• **What the task requires**
Provide only the number of lines in the listing that contain the string "subtitle".

[Records from a data collection]
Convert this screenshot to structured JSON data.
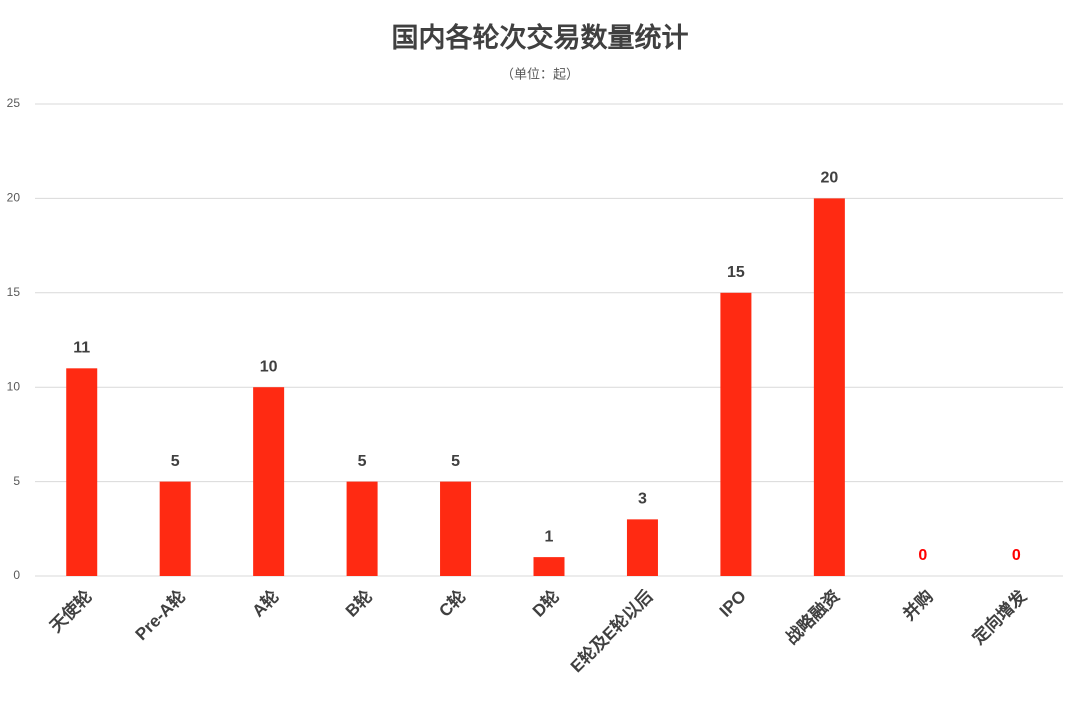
{
  "chart_data": {
    "type": "bar",
    "title": "国内各轮次交易数量统计",
    "subtitle": "（单位：起）",
    "categories": [
      "天使轮",
      "Pre-A轮",
      "A轮",
      "B轮",
      "C轮",
      "D轮",
      "E轮及E轮以后",
      "IPO",
      "战略融资",
      "并购",
      "定向增发"
    ],
    "values": [
      11,
      5,
      10,
      5,
      5,
      1,
      3,
      15,
      20,
      0,
      0
    ],
    "color": "#ff2a12",
    "ylim": [
      0,
      25
    ],
    "yticks": [
      0,
      5,
      10,
      15,
      20,
      25
    ],
    "grid": true
  }
}
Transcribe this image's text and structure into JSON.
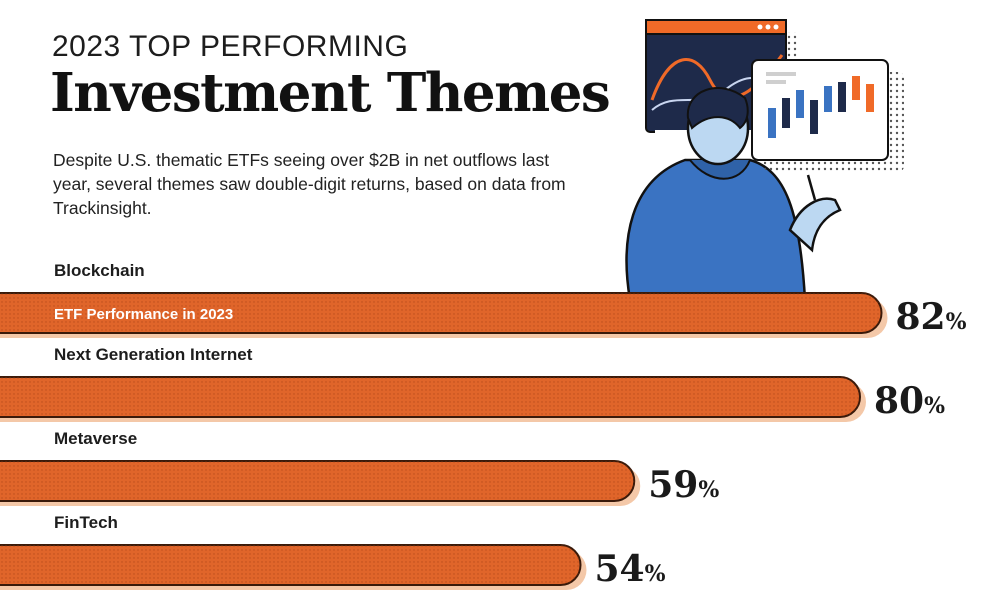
{
  "header": {
    "kicker": "2023 TOP PERFORMING",
    "title": "Investment Themes",
    "subtitle": "Despite U.S. thematic ETFs seeing over $2B in net outflows last year, several themes saw double-digit returns, based on data from Trackinsight."
  },
  "colors": {
    "bar": "#e0652a",
    "bar_outline": "#3a1a0a",
    "bar_shadow": "#f4c8a8",
    "hoodie": "#3a73c2",
    "screen_dark": "#1e2a4a",
    "accent_orange": "#f06a28"
  },
  "chart_data": {
    "type": "bar",
    "orientation": "horizontal",
    "bar_annotation": "ETF Performance in 2023",
    "categories": [
      "Blockchain",
      "Next Generation Internet",
      "Metaverse",
      "FinTech"
    ],
    "values": [
      82,
      80,
      59,
      54
    ],
    "unit": "%",
    "xlim": [
      0,
      100
    ],
    "grid": false,
    "legend": "none"
  }
}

• **Solved exercise**
2